▶ _Required task_
Output the material beneath exactly, leaving nothing out.

==== Material to process ====

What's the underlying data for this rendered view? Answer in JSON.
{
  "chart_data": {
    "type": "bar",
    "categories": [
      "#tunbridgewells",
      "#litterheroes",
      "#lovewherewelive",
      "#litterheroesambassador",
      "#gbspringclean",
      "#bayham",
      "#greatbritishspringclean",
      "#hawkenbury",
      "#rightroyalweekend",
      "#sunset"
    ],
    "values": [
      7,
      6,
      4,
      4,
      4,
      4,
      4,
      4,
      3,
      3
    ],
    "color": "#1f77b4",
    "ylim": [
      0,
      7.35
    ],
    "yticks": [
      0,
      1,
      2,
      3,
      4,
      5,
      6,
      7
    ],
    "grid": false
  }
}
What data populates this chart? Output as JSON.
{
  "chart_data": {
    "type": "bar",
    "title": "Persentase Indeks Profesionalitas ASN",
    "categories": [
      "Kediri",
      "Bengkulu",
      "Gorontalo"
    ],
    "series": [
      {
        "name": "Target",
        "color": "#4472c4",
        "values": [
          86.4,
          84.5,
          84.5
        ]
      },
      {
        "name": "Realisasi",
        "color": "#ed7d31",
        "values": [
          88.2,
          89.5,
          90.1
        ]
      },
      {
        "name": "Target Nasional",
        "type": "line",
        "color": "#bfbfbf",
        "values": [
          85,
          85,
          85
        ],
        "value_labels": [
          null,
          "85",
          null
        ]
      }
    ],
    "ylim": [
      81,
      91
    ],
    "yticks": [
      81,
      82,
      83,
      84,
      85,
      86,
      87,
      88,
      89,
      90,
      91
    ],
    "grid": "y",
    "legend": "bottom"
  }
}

====

▶ _Reply_
What's the underlying data for this rendered view? Answer in JSON.
{
  "chart_data": {
    "type": "bar",
    "categories": [
      "#tunbridgewells",
      "#litterheroes",
      "#lovewherewelive",
      "#litterheroesambassador",
      "#gbspringclean",
      "#bayham",
      "#greatbritishspringclean",
      "#hawkenbury",
      "#rightroyalweekend",
      "#sunset"
    ],
    "values": [
      7,
      6,
      4,
      4,
      4,
      4,
      4,
      4,
      3,
      3
    ],
    "color": "#1f77b4",
    "ylim": [
      0,
      7.35
    ],
    "yticks": [
      0,
      1,
      2,
      3,
      4,
      5,
      6,
      7
    ],
    "grid": false
  }
}
What data populates this chart? Output as JSON.
{
  "chart_data": {
    "type": "bar",
    "title": "Persentase Indeks Profesionalitas ASN",
    "categories": [
      "Kediri",
      "Bengkulu",
      "Gorontalo"
    ],
    "series": [
      {
        "name": "Target",
        "color": "#4472c4",
        "values": [
          86.4,
          84.5,
          84.5
        ]
      },
      {
        "name": "Realisasi",
        "color": "#ed7d31",
        "values": [
          88.2,
          89.5,
          90.1
        ]
      },
      {
        "name": "Target Nasional",
        "type": "line",
        "color": "#bfbfbf",
        "values": [
          85,
          85,
          85
        ],
        "value_labels": [
          null,
          "85",
          null
        ]
      }
    ],
    "ylim": [
      81,
      91
    ],
    "yticks": [
      81,
      82,
      83,
      84,
      85,
      86,
      87,
      88,
      89,
      90,
      91
    ],
    "grid": "y",
    "legend": "bottom"
  }
}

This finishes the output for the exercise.